— Start Entries —

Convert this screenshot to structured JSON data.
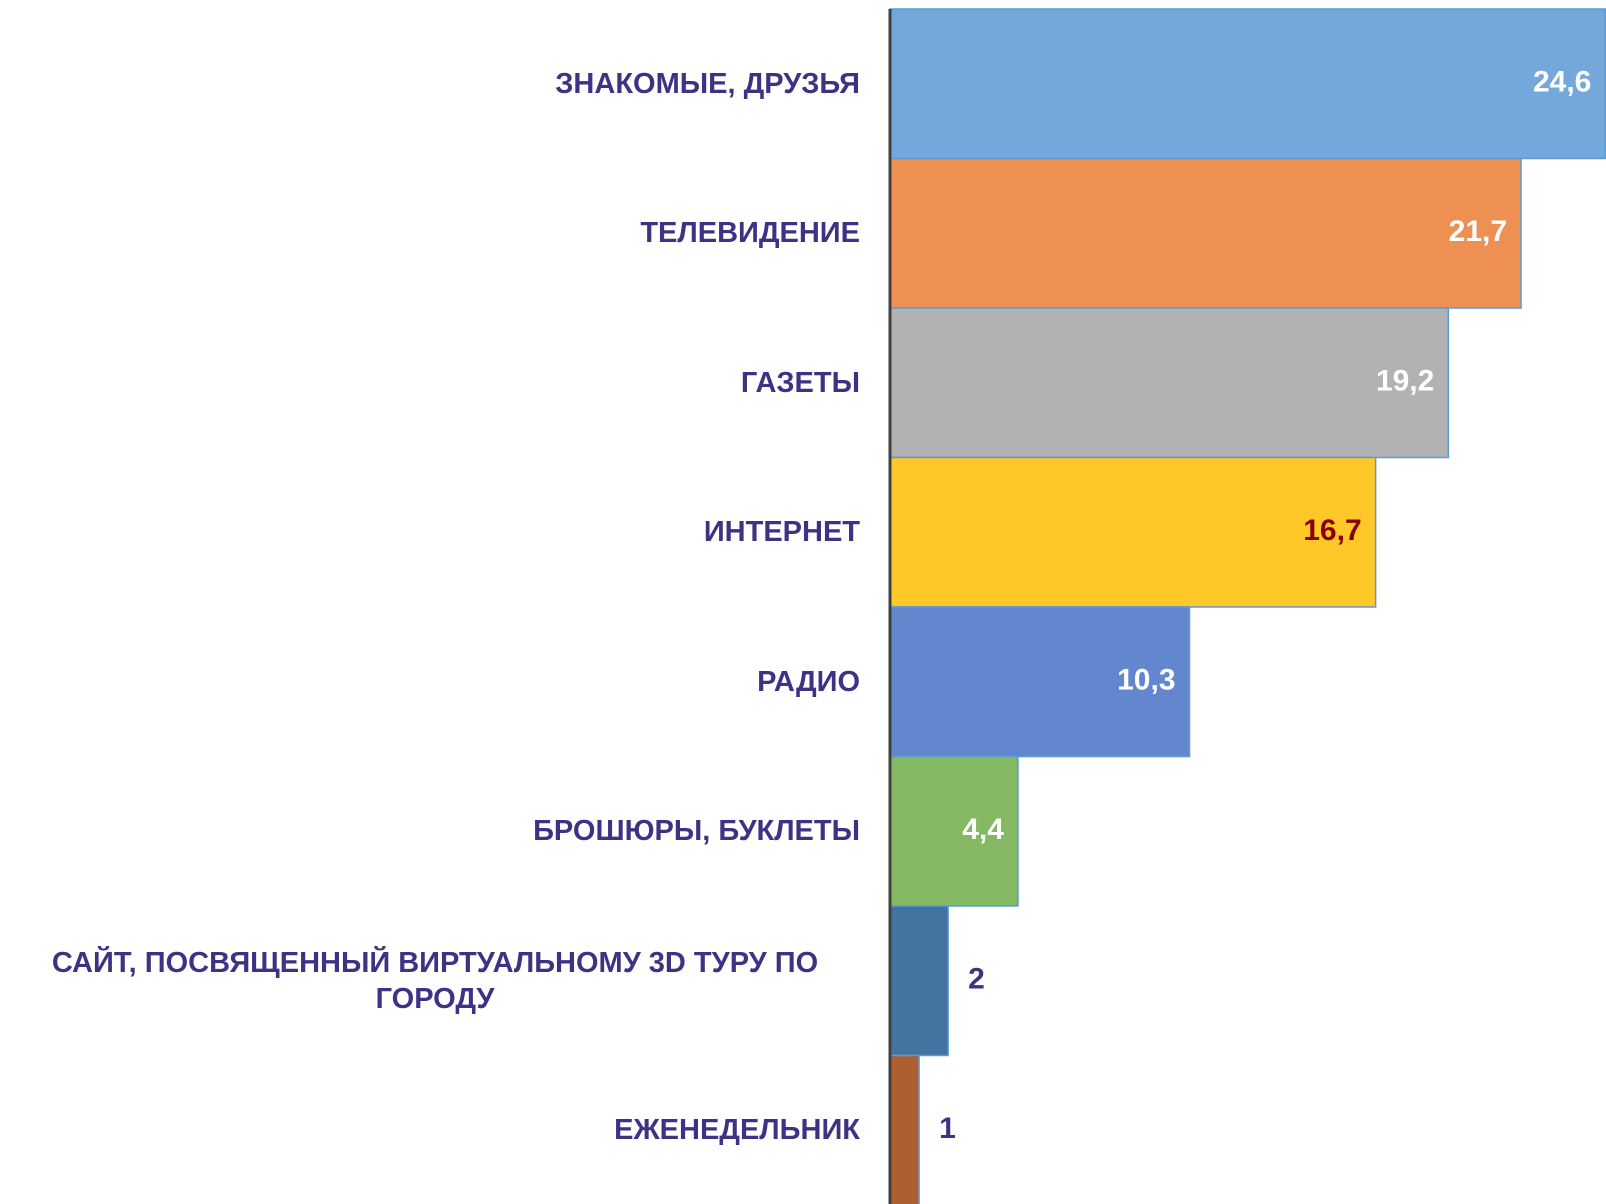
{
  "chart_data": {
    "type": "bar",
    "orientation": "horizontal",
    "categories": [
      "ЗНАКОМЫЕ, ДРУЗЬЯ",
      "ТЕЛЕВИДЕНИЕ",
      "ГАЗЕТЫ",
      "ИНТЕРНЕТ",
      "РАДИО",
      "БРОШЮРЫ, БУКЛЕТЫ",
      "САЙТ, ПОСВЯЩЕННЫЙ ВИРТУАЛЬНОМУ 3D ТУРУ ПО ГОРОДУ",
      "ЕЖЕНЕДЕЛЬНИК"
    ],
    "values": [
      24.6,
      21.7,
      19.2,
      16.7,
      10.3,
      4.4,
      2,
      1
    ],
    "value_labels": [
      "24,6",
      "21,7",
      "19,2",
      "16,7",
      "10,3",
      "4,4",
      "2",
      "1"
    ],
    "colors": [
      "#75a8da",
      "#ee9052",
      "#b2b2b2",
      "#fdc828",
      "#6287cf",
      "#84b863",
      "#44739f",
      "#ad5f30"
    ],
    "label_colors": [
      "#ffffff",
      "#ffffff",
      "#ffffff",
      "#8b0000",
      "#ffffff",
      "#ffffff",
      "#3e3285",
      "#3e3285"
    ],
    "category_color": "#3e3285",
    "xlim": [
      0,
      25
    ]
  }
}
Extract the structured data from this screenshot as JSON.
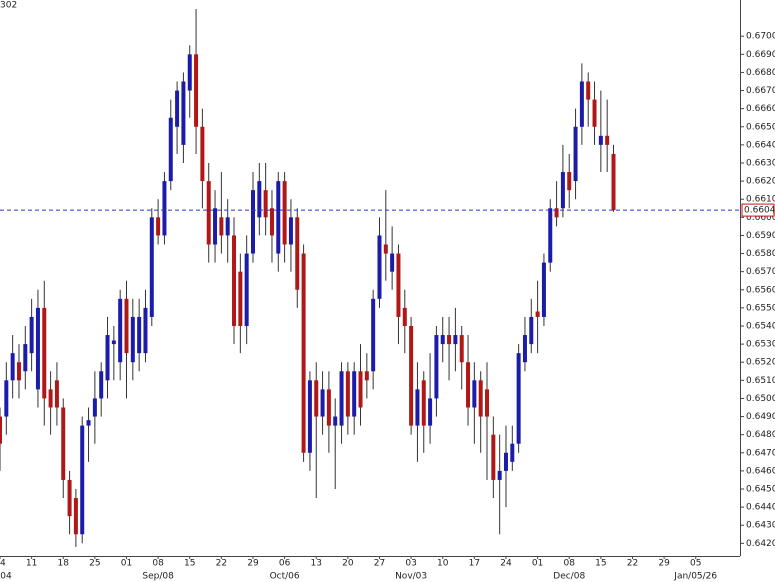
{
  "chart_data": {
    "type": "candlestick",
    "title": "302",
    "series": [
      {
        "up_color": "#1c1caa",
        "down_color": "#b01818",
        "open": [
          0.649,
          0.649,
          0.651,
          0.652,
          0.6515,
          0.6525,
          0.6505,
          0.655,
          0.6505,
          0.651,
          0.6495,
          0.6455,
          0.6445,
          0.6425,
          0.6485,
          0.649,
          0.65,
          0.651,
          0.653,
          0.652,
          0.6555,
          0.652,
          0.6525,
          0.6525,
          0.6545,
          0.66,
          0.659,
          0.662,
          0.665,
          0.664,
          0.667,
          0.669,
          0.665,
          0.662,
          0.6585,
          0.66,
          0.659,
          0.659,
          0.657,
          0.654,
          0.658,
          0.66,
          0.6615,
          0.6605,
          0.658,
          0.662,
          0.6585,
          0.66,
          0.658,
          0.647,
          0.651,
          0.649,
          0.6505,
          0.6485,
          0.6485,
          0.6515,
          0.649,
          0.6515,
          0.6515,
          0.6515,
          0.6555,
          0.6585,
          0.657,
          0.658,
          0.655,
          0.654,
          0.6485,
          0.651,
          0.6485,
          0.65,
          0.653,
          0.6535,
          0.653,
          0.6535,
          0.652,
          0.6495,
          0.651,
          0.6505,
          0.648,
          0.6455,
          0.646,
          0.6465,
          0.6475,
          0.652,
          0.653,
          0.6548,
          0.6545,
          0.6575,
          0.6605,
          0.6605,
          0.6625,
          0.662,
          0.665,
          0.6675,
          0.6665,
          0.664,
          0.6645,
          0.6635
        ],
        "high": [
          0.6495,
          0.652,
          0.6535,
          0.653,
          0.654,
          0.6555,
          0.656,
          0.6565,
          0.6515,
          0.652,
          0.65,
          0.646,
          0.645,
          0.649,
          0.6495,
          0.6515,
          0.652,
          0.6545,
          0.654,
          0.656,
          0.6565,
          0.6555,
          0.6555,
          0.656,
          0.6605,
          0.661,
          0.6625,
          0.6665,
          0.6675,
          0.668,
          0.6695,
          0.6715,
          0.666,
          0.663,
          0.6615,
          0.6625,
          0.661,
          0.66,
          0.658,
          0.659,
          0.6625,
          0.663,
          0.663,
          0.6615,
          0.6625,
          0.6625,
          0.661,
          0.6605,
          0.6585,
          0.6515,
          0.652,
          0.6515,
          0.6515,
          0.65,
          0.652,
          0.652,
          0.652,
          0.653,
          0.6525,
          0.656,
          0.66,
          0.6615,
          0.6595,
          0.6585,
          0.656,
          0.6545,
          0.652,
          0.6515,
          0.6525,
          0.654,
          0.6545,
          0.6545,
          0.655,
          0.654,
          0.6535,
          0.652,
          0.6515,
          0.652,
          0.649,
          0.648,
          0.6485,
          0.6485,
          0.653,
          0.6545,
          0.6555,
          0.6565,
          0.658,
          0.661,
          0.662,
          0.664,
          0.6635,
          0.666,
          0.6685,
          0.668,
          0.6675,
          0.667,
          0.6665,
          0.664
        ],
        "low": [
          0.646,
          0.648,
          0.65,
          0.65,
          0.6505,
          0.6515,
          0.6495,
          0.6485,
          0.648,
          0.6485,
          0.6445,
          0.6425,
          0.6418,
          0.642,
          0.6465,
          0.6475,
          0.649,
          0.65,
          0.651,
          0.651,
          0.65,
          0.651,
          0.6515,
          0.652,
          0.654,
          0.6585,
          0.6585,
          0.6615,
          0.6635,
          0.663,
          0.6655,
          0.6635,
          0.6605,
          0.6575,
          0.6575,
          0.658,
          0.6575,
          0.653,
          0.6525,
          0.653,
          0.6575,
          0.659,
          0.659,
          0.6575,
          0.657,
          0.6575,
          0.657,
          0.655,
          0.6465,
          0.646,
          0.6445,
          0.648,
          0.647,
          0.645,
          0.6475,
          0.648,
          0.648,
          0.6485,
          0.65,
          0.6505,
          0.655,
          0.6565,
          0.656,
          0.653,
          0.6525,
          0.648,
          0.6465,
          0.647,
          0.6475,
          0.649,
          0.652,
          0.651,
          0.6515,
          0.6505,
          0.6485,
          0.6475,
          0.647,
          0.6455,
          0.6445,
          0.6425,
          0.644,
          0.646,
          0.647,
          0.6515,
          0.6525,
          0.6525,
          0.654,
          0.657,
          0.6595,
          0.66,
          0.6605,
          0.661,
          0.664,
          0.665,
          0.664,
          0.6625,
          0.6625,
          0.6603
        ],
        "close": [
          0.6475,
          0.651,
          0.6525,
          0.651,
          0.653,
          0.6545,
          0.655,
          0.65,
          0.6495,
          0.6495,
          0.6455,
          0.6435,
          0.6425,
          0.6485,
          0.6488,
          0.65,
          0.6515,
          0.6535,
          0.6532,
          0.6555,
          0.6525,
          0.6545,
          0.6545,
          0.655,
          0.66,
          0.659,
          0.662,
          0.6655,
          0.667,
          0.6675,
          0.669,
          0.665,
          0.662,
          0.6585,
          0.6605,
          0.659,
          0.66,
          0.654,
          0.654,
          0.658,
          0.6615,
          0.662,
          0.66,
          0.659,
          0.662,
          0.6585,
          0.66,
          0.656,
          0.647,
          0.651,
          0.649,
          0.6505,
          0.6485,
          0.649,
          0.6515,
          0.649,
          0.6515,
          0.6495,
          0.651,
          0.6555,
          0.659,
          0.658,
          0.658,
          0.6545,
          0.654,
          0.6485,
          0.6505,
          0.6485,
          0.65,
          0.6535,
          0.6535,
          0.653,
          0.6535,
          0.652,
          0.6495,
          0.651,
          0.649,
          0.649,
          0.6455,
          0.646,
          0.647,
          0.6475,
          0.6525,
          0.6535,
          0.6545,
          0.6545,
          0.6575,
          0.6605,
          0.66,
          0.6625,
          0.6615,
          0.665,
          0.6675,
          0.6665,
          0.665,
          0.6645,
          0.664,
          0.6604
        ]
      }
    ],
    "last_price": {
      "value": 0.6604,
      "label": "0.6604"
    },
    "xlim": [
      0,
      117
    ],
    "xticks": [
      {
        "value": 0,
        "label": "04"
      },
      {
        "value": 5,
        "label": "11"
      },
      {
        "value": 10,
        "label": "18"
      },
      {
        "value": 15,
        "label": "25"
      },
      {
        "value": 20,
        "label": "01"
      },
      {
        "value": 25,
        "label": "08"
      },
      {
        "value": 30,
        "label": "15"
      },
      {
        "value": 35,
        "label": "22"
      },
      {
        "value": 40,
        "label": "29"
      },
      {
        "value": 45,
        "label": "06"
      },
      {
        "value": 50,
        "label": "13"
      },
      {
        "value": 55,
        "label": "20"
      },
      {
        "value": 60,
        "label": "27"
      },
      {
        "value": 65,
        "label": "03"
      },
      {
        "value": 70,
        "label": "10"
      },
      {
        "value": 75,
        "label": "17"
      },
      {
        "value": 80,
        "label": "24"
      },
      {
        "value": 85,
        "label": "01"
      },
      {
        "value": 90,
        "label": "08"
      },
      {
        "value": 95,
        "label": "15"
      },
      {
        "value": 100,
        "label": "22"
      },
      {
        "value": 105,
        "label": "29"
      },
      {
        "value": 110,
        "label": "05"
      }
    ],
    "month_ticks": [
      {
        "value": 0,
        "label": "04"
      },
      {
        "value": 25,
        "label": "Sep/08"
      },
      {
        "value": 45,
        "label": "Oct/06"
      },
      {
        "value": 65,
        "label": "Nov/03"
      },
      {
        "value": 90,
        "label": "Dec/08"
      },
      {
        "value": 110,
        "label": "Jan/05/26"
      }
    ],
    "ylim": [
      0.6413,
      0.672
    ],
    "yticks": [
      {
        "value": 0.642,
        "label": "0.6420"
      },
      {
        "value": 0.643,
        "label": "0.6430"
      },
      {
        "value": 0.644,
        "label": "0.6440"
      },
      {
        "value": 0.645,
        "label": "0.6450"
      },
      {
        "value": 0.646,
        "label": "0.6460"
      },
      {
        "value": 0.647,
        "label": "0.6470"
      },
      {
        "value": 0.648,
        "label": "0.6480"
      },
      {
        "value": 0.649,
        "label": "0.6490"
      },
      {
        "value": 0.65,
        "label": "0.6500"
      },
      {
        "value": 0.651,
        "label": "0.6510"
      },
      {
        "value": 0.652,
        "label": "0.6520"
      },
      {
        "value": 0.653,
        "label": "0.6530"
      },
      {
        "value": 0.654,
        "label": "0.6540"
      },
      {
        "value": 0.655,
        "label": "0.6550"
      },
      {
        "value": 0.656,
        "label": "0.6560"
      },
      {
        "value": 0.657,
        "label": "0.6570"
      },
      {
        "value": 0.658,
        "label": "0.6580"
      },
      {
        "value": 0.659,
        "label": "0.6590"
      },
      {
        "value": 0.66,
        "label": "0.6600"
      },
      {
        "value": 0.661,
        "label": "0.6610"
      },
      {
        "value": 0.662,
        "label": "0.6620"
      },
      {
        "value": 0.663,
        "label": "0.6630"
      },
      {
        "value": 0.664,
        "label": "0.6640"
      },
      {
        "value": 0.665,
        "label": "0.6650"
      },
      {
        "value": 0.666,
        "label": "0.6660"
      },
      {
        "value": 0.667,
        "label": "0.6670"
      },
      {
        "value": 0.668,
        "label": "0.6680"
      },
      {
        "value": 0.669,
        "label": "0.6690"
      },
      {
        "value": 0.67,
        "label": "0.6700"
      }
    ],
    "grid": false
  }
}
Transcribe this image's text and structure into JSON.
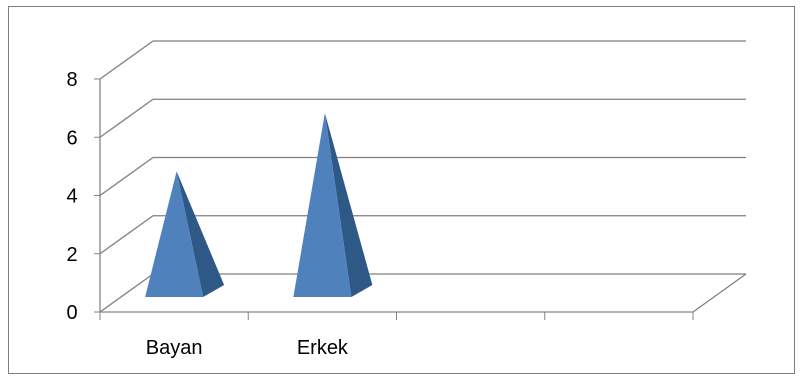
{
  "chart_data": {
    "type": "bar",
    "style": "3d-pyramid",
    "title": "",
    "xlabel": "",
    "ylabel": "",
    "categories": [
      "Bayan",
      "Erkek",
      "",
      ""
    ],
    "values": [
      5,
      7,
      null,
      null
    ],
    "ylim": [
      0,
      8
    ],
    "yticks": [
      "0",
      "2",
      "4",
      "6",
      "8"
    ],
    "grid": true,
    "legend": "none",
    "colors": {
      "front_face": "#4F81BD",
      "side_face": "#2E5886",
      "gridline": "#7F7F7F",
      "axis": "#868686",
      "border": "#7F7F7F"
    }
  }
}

— End Entries —

• To do:
Using the data above, say how many lines include "structured". No other reply is needed.

• The completed task:
2